▼▼▼

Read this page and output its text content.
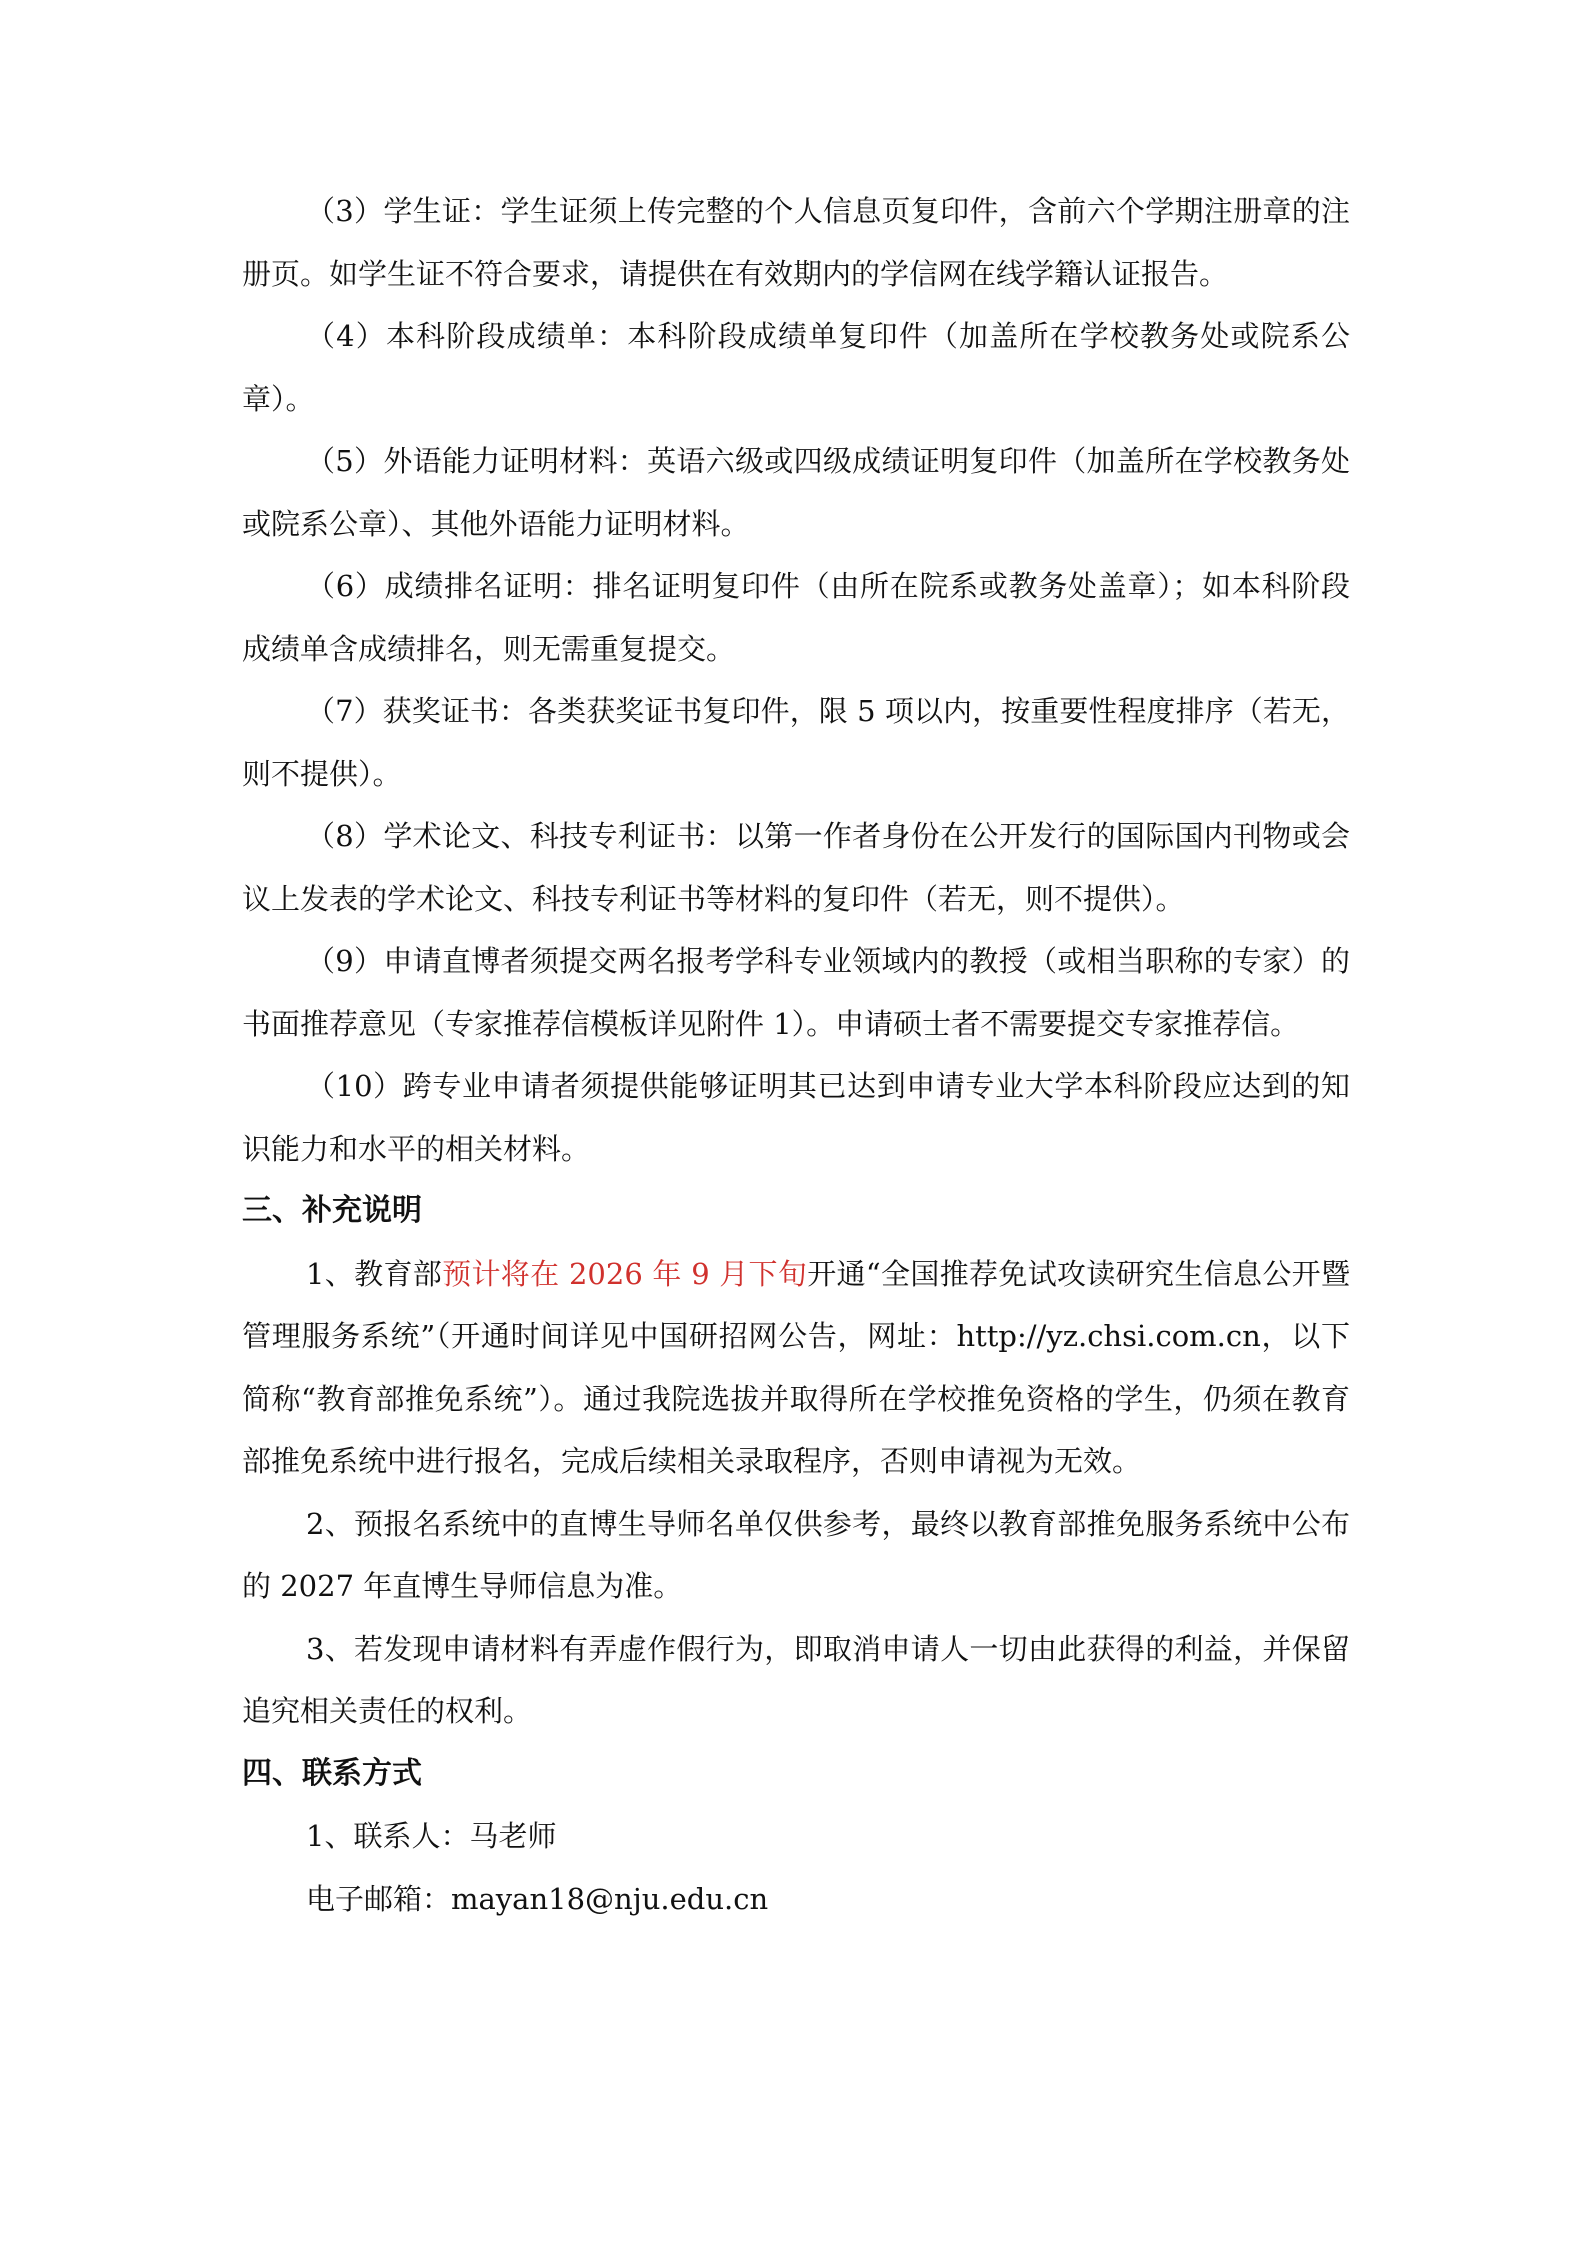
（3）学生证：学生证须上传完整的个人信息页复印件，含前六个学期注册章的注册页。如学生证不符合要求，请提供在有效期内的学信网在线学籍认证报告。

（4）本科阶段成绩单：本科阶段成绩单复印件（加盖所在学校教务处或院系公章）。

（5）外语能力证明材料：英语六级或四级成绩证明复印件（加盖所在学校教务处或院系公章）、其他外语能力证明材料。

（6）成绩排名证明：排名证明复印件（由所在院系或教务处盖章）；如本科阶段成绩单含成绩排名，则无需重复提交。

（7）获奖证书：各类获奖证书复印件，限 5 项以内，按重要性程度排序（若无，则不提供）。

（8）学术论文、科技专利证书：以第一作者身份在公开发行的国际国内刊物或会议上发表的学术论文、科技专利证书等材料的复印件（若无，则不提供）。

（9）申请直博者须提交两名报考学科专业领域内的教授（或相当职称的专家）的书面推荐意见（专家推荐信模板详见附件 1）。申请硕士者不需要提交专家推荐信。

（10）跨专业申请者须提供能够证明其已达到申请专业大学本科阶段应达到的知识能力和水平的相关材料。

三、补充说明

1、教育部预计将在 2026 年 9 月下旬开通“全国推荐免试攻读研究生信息公开暨管理服务系统”（开通时间详见中国研招网公告，网址：http://yz.chsi.com.cn，以下简称“教育部推免系统”）。通过我院选拔并取得所在学校推免资格的学生，仍须在教育部推免系统中进行报名，完成后续相关录取程序，否则申请视为无效。

2、预报名系统中的直博生导师名单仅供参考，最终以教育部推免服务系统中公布的 2027 年直博生导师信息为准。

3、若发现申请材料有弄虚作假行为，即取消申请人一切由此获得的利益，并保留追究相关责任的权利。

四、联系方式

1、联系人：马老师

电子邮箱：mayan18@nju.edu.cn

▲▲▲

**Requirement:**
Without the pictures, transcribe the listing above exactly.

**Problem solution:**
Read this page and output its text content.
（3）学生证：学生证须上传完整的个人信息页复印件，含前六个学期注册章的注册页。如学生证不符合要求，请提供在有效期内的学信网在线学籍认证报告。

（4）本科阶段成绩单：本科阶段成绩单复印件（加盖所在学校教务处或院系公章）。

（5）外语能力证明材料：英语六级或四级成绩证明复印件（加盖所在学校教务处或院系公章）、其他外语能力证明材料。

（6）成绩排名证明：排名证明复印件（由所在院系或教务处盖章）；如本科阶段成绩单含成绩排名，则无需重复提交。

（7）获奖证书：各类获奖证书复印件，限 5 项以内，按重要性程度排序（若无，则不提供）。

（8）学术论文、科技专利证书：以第一作者身份在公开发行的国际国内刊物或会议上发表的学术论文、科技专利证书等材料的复印件（若无，则不提供）。

（9）申请直博者须提交两名报考学科专业领域内的教授（或相当职称的专家）的书面推荐意见（专家推荐信模板详见附件 1）。申请硕士者不需要提交专家推荐信。

（10）跨专业申请者须提供能够证明其已达到申请专业大学本科阶段应达到的知识能力和水平的相关材料。

三、补充说明

1、教育部预计将在 2026 年 9 月下旬开通“全国推荐免试攻读研究生信息公开暨管理服务系统”（开通时间详见中国研招网公告，网址：http://yz.chsi.com.cn，以下简称“教育部推免系统”）。通过我院选拔并取得所在学校推免资格的学生，仍须在教育部推免系统中进行报名，完成后续相关录取程序，否则申请视为无效。

2、预报名系统中的直博生导师名单仅供参考，最终以教育部推免服务系统中公布的 2027 年直博生导师信息为准。

3、若发现申请材料有弄虚作假行为，即取消申请人一切由此获得的利益，并保留追究相关责任的权利。

四、联系方式

1、联系人：马老师

电子邮箱：mayan18@nju.edu.cn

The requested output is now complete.